CHALLENGE >>
Each line that includes the string "cada" counts once; give the total and nothing else.

Entries from a dataset:
——

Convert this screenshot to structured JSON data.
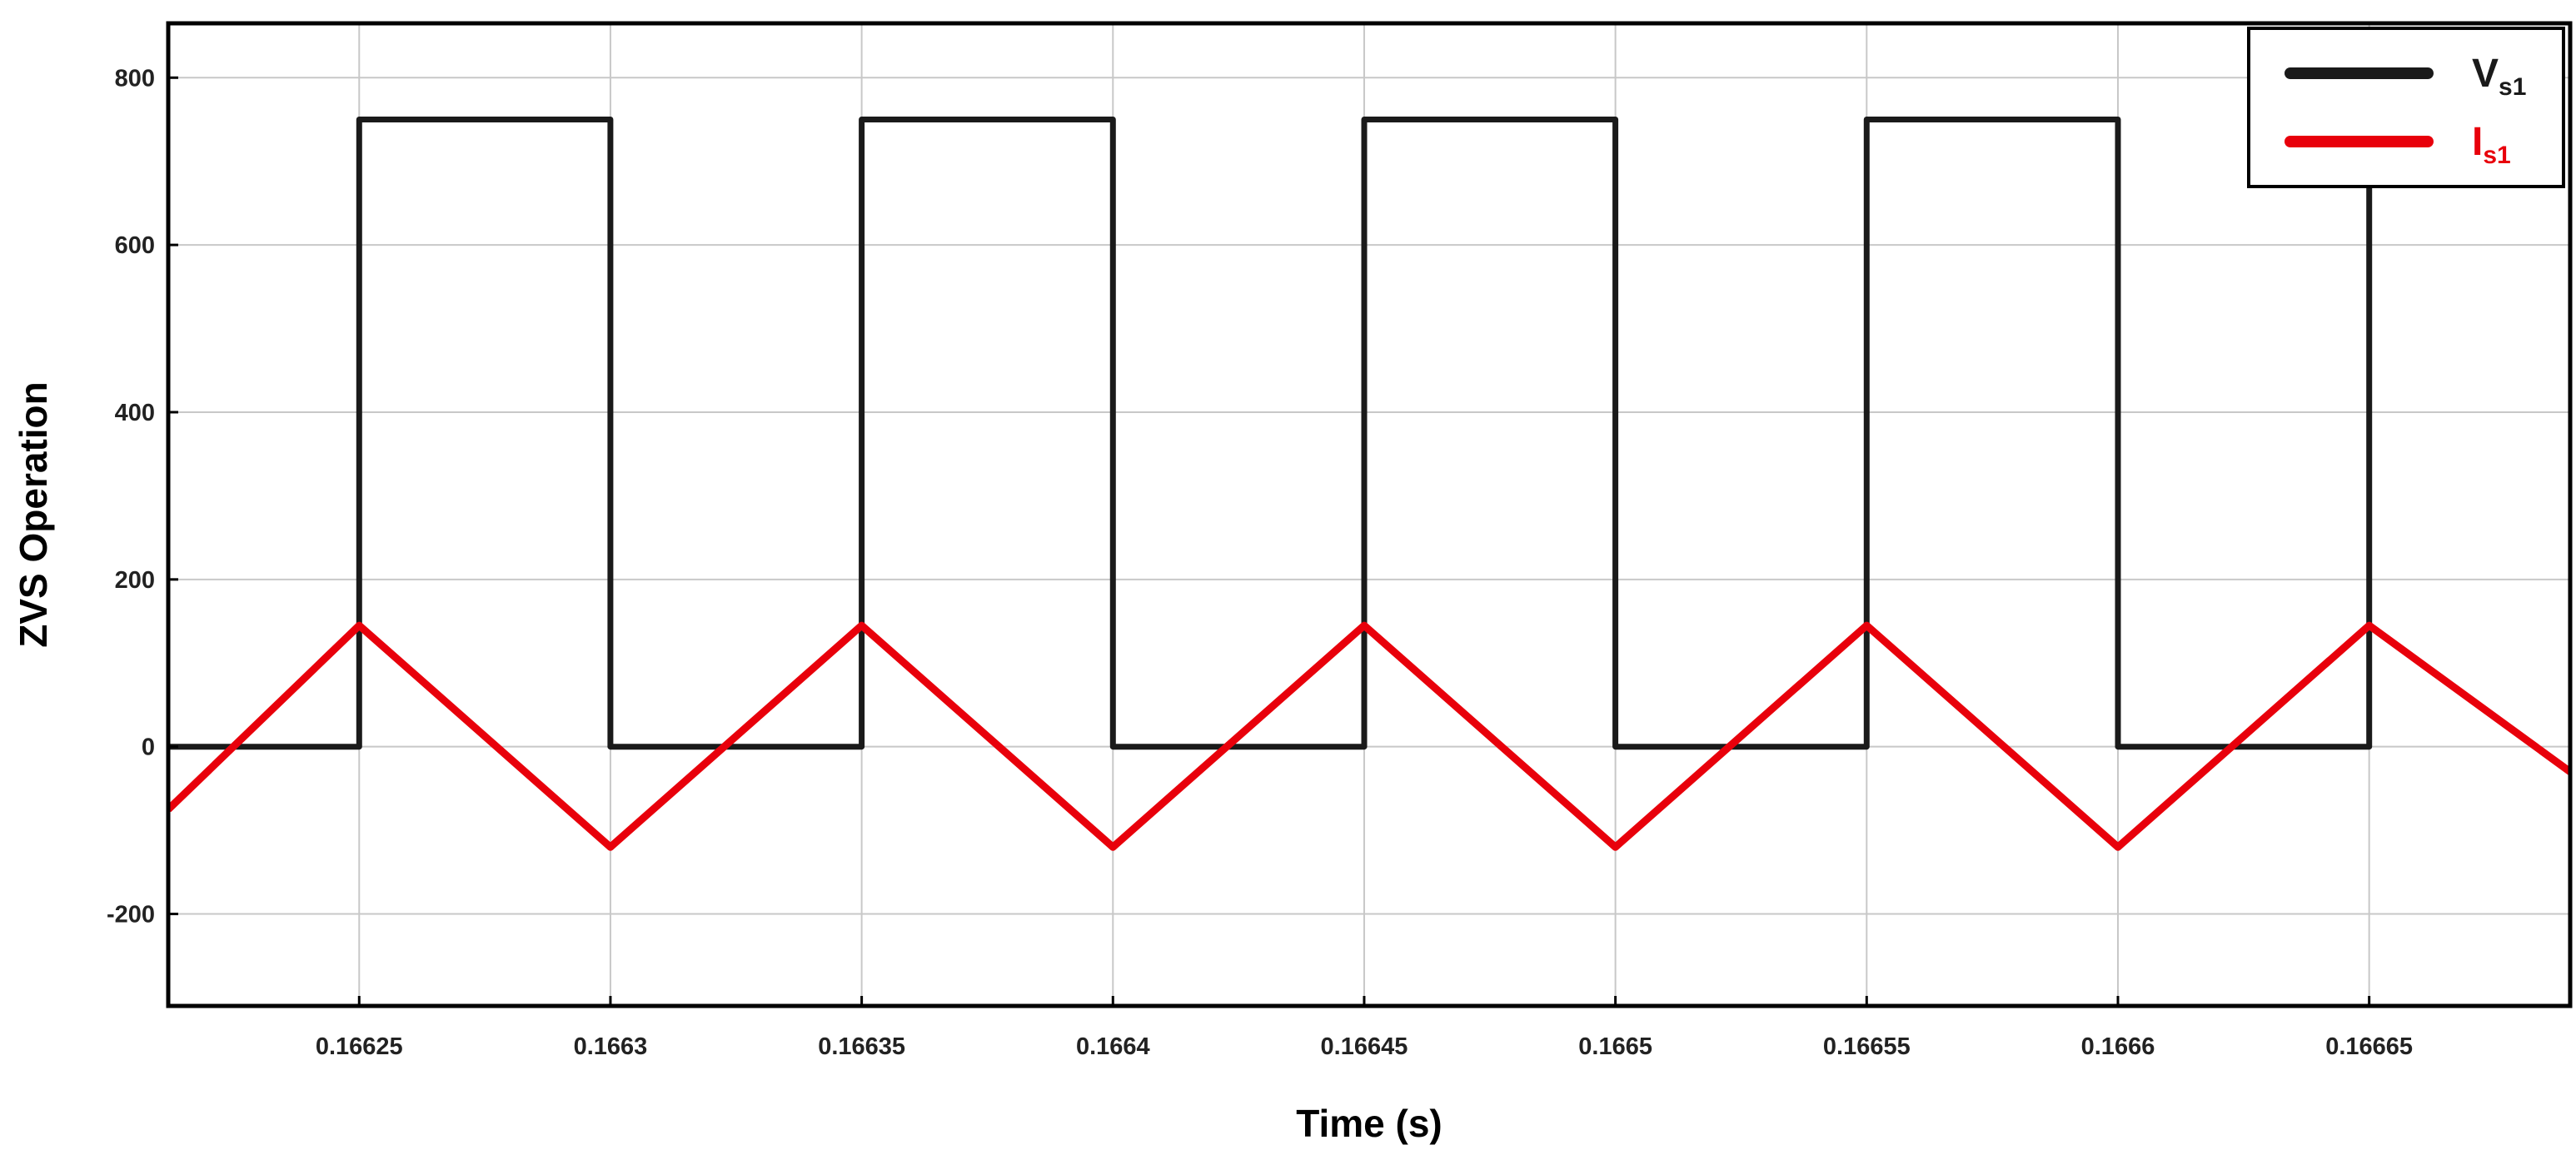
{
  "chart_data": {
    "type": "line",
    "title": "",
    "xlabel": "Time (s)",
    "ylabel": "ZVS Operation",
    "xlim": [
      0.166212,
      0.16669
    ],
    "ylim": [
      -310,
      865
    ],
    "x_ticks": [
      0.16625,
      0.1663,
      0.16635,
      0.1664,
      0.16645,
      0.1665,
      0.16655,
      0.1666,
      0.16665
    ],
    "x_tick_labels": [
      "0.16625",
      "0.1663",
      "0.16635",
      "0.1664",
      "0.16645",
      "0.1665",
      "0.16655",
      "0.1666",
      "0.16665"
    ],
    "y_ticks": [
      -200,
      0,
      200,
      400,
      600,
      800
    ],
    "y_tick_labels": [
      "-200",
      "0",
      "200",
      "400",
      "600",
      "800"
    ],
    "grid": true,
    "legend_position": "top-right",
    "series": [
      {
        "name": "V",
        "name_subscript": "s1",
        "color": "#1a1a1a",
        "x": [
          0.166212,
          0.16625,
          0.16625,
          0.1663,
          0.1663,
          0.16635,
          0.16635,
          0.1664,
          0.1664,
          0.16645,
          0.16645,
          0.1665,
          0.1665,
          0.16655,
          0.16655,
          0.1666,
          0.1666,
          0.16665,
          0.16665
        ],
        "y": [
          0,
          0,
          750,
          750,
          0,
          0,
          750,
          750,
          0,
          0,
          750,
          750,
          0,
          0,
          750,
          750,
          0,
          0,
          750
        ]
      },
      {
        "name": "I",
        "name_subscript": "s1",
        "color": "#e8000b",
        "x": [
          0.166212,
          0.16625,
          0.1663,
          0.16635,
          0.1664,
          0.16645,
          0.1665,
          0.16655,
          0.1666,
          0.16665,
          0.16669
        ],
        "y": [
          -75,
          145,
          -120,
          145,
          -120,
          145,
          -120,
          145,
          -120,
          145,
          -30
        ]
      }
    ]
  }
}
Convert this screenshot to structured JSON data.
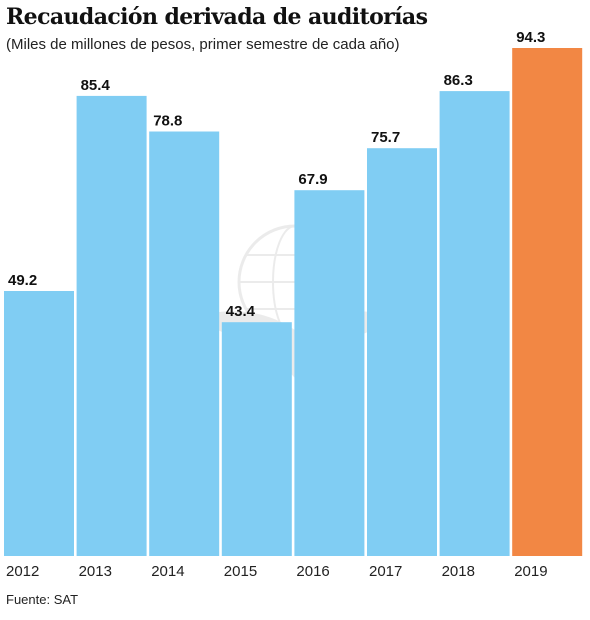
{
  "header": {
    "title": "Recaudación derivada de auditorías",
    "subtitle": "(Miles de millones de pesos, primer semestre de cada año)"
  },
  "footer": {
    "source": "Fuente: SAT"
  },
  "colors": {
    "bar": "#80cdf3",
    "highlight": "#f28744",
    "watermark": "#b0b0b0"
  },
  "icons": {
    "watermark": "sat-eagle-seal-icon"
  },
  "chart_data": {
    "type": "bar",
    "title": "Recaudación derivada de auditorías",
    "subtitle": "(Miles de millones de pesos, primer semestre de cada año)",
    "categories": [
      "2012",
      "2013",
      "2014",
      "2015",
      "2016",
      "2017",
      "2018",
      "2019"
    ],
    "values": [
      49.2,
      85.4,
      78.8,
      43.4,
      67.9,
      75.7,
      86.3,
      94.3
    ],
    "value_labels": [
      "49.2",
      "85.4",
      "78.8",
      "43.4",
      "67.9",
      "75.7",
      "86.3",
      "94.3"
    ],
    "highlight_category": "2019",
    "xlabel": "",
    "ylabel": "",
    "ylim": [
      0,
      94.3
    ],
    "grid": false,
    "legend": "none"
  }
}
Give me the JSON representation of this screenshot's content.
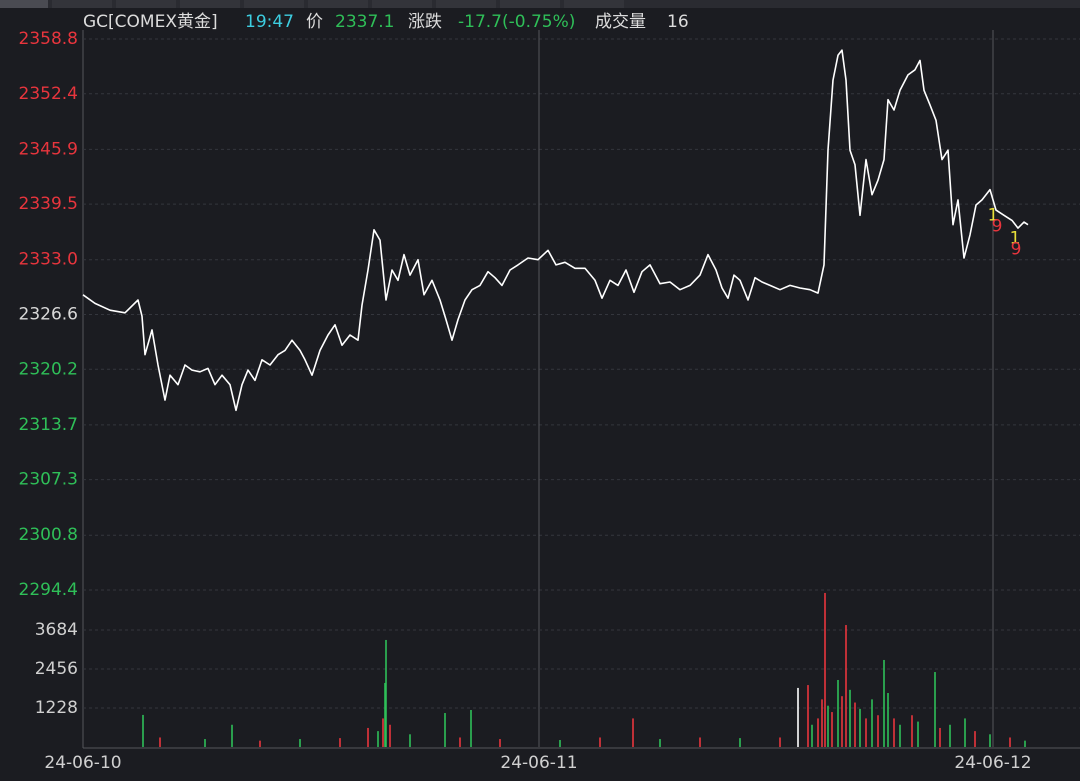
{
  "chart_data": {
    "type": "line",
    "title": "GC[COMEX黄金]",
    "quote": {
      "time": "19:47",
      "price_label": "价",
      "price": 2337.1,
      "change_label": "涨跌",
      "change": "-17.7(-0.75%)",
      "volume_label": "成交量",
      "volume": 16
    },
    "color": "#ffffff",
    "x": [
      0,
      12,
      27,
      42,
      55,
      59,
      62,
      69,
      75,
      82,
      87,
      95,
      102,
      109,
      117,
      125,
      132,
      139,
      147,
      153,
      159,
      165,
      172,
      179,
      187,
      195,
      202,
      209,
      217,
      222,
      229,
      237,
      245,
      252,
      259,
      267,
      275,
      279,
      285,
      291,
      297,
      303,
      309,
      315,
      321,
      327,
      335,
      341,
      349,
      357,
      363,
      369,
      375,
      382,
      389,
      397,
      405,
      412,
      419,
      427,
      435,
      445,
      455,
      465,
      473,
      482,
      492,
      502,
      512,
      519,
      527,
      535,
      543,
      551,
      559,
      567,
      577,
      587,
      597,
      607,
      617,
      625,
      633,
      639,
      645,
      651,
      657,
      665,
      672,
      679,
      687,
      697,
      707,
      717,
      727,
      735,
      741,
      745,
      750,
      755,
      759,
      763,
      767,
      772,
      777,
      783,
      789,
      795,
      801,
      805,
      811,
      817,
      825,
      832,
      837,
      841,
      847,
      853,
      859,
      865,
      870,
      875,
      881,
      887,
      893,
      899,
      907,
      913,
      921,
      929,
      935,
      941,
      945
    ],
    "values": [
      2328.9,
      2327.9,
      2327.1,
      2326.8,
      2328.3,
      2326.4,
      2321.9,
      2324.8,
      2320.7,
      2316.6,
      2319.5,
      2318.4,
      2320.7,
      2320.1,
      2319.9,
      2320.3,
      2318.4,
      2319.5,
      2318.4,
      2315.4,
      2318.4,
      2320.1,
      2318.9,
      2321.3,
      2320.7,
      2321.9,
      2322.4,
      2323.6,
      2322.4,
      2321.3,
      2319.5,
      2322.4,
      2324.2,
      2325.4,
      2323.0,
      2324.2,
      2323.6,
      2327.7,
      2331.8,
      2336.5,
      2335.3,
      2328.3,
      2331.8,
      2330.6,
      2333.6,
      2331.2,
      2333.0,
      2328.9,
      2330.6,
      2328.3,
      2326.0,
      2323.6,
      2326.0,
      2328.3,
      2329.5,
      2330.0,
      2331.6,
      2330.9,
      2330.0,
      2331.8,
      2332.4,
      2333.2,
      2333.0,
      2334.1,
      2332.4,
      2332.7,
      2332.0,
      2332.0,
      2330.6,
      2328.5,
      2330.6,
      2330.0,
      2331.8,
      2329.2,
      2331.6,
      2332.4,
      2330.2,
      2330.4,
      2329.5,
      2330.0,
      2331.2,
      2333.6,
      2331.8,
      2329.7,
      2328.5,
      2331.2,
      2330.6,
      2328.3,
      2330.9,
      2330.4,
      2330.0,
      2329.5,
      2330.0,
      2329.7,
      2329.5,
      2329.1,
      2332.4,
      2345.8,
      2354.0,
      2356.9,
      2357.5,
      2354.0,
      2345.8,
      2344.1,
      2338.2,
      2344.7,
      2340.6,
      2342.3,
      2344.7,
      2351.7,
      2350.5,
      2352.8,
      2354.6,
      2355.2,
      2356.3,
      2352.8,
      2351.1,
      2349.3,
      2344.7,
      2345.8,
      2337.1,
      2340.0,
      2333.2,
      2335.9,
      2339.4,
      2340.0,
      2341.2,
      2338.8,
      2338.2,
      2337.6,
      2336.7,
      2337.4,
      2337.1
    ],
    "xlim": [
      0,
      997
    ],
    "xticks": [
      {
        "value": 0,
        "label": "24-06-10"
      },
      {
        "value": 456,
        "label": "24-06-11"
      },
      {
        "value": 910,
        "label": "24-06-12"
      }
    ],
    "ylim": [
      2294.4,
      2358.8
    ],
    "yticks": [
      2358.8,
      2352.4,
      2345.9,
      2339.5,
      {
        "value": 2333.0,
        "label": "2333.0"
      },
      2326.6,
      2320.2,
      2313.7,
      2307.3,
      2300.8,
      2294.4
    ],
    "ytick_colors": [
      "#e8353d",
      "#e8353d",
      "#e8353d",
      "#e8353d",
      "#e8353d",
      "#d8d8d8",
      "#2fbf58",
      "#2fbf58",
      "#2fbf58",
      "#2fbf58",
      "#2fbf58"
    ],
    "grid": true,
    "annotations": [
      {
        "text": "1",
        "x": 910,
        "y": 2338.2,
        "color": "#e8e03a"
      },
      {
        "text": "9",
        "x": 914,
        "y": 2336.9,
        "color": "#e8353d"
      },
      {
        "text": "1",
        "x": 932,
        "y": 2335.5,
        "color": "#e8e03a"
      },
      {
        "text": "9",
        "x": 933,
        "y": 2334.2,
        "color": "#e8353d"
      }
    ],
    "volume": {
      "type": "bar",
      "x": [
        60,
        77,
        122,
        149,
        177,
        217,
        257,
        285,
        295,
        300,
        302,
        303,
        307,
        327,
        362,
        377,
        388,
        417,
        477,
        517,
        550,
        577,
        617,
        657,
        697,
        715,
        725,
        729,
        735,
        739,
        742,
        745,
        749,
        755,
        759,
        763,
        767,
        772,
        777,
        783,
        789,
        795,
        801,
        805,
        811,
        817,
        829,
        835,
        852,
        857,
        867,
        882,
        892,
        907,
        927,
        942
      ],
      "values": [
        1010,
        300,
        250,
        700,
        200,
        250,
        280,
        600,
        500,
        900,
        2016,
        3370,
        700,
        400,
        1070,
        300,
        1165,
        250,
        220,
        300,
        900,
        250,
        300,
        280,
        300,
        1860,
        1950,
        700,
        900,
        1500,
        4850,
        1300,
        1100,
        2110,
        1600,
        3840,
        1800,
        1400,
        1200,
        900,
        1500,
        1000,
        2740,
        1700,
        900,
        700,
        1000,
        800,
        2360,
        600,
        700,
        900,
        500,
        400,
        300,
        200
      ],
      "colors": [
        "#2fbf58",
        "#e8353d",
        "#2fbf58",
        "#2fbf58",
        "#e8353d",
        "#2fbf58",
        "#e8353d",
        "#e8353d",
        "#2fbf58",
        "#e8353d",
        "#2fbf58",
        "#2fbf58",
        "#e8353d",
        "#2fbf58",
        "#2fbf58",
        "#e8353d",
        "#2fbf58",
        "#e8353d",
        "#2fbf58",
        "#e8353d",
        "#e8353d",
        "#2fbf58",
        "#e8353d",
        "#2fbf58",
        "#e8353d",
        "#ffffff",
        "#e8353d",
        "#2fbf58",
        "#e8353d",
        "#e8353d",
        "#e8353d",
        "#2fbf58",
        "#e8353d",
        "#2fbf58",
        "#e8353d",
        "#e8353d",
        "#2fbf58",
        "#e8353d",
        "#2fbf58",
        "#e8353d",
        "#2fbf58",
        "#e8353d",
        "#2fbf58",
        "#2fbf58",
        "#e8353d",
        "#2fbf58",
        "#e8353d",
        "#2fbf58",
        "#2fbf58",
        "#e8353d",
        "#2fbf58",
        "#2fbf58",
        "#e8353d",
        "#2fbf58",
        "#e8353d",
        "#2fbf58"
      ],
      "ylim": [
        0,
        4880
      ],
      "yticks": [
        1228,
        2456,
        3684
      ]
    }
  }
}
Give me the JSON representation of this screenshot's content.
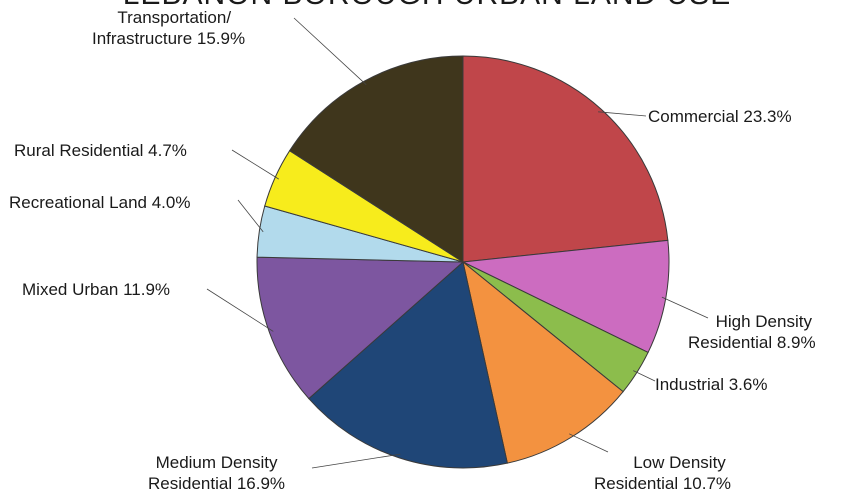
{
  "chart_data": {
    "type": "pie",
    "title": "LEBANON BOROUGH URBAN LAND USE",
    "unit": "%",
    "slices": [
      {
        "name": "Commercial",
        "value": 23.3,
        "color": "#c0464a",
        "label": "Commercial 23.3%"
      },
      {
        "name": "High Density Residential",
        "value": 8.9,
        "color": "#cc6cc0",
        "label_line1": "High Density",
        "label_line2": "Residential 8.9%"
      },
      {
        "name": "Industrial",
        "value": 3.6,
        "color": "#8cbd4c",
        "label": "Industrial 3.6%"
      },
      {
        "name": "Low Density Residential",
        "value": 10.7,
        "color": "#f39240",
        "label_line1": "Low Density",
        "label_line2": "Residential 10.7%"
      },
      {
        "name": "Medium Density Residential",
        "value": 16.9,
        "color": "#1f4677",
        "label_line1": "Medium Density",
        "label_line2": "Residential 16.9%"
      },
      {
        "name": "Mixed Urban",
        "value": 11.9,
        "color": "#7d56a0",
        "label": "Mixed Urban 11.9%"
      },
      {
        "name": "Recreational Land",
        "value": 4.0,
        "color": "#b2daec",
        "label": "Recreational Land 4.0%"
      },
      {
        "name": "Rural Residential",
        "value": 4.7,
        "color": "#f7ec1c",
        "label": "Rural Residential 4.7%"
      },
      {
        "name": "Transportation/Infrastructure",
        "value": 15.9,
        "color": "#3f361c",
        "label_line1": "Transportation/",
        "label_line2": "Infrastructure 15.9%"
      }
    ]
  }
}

——

THE OUTPUT >>
2